Data extracted from a collection
• • • •

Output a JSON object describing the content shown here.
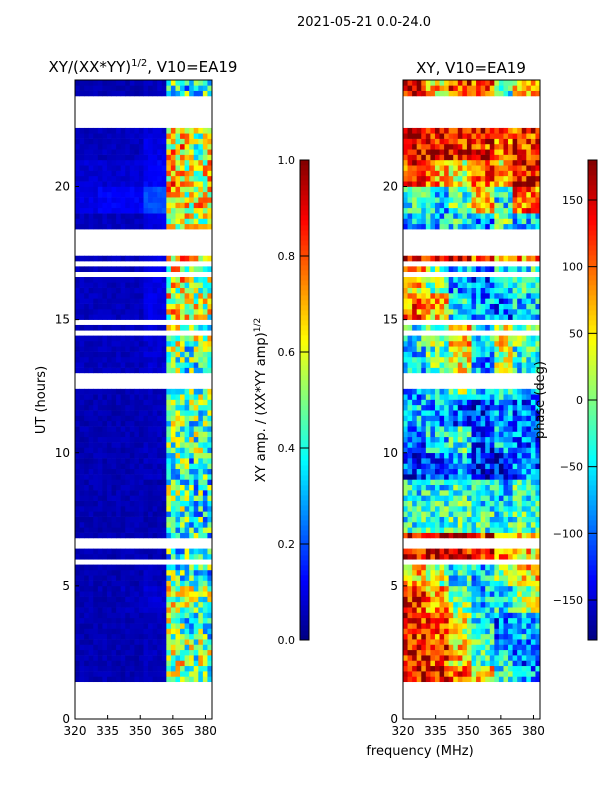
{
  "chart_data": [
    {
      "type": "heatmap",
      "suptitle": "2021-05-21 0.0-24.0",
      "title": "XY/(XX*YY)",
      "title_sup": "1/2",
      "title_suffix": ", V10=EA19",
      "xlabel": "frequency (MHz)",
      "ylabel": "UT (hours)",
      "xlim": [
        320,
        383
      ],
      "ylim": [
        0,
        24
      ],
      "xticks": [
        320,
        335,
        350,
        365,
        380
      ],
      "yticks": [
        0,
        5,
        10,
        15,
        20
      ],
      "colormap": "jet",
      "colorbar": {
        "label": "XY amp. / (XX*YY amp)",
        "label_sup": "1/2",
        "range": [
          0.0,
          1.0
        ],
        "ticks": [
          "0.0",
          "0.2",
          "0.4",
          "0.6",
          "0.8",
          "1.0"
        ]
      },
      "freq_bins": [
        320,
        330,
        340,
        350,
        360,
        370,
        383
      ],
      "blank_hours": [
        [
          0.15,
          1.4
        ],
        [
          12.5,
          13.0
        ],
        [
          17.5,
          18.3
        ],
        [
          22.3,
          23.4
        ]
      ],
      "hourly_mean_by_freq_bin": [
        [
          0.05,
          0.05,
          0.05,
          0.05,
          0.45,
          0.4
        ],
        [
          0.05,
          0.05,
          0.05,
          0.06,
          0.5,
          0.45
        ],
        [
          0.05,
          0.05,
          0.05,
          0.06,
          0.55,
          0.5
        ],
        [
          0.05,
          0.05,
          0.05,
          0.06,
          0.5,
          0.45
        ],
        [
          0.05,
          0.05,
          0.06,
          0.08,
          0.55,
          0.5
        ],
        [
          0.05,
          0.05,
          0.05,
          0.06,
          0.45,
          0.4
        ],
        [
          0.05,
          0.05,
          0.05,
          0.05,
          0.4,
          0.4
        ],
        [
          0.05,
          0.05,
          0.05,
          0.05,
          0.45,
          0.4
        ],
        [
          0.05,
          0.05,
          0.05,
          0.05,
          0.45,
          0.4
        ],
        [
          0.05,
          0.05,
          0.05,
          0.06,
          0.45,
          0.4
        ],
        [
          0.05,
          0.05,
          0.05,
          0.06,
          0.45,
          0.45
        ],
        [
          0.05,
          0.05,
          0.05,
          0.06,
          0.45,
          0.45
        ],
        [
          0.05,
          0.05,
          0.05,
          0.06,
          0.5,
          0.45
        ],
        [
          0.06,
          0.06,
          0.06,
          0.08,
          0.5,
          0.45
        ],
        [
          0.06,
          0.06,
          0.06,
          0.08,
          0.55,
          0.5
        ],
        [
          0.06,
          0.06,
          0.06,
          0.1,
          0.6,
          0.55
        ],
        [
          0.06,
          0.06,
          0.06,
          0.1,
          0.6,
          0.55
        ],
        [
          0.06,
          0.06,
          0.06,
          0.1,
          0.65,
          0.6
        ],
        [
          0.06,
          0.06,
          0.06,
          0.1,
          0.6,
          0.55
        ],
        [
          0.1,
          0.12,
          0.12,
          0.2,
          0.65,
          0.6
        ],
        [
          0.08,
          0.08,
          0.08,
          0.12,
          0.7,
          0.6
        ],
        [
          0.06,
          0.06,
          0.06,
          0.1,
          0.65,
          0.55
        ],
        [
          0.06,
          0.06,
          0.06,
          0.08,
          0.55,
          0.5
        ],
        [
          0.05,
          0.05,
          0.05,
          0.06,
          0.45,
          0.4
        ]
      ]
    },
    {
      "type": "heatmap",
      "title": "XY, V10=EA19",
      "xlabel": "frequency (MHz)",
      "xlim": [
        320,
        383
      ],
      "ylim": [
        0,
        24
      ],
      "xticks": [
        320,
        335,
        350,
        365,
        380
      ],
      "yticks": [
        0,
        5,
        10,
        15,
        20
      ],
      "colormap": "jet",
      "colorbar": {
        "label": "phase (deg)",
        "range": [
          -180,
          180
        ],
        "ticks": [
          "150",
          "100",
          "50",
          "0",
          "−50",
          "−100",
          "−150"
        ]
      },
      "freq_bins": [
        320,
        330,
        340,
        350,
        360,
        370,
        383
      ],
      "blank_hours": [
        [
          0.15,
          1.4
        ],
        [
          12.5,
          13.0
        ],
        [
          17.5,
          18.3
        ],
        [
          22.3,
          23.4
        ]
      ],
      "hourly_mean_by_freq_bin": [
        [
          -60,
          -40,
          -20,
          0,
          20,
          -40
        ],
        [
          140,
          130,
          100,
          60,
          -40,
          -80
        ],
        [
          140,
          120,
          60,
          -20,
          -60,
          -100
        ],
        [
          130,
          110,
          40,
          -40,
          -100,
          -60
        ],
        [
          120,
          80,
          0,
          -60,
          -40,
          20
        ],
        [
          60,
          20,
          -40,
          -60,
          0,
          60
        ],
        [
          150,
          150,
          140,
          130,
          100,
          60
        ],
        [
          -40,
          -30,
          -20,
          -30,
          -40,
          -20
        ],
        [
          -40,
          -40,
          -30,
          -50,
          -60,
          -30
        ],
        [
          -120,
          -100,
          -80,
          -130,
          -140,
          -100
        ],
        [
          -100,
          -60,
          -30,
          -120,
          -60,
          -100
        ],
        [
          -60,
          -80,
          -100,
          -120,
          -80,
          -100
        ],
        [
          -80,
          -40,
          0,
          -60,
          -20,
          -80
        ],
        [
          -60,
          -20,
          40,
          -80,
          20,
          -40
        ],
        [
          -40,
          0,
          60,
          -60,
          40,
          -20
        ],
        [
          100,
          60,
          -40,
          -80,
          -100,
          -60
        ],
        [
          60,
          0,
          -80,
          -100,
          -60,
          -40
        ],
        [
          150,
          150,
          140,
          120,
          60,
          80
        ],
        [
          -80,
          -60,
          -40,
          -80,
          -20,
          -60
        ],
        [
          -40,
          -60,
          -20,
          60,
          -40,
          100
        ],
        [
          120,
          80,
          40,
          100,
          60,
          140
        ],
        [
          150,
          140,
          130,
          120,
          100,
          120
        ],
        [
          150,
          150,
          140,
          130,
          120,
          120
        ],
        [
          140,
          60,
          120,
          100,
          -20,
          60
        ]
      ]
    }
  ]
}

• • • •

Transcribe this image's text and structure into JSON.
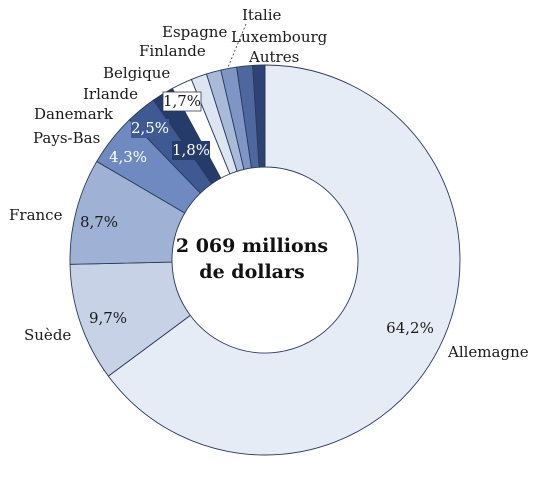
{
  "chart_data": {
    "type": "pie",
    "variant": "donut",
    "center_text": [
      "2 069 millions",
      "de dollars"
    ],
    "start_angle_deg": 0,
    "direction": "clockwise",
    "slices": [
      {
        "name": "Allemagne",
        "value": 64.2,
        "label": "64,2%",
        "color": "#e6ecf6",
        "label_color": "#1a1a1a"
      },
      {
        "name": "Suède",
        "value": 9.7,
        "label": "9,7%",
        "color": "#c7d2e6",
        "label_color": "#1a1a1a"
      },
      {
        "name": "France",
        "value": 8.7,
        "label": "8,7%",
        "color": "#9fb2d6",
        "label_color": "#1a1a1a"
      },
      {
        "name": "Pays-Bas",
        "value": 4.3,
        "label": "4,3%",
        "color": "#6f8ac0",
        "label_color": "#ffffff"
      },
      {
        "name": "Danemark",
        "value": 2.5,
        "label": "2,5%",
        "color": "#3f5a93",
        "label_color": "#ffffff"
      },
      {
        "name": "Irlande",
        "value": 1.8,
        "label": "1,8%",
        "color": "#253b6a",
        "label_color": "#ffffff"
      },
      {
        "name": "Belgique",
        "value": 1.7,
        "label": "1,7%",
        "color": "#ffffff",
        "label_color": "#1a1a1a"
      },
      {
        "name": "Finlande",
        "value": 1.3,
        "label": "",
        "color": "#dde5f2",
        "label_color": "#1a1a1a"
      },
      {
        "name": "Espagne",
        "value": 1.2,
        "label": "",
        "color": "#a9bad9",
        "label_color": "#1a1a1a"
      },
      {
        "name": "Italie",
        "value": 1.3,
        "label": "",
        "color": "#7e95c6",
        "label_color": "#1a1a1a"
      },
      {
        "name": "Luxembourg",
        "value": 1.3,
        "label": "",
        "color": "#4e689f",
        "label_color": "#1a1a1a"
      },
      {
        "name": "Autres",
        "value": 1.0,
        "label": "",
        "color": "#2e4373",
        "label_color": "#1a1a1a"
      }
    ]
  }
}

• • • •

Identify all lines in the records above with the word "value".

ANSWER TO THE TASK
        "value": 64.2,
        "value": 9.7,
        "value": 8.7,
        "value": 4.3,
        "value": 2.5,
        "value": 1.8,
        "value": 1.7,
        "value": 1.3,
        "value": 1.2,
        "value": 1.3,
        "value": 1.3,
        "value": 1.0,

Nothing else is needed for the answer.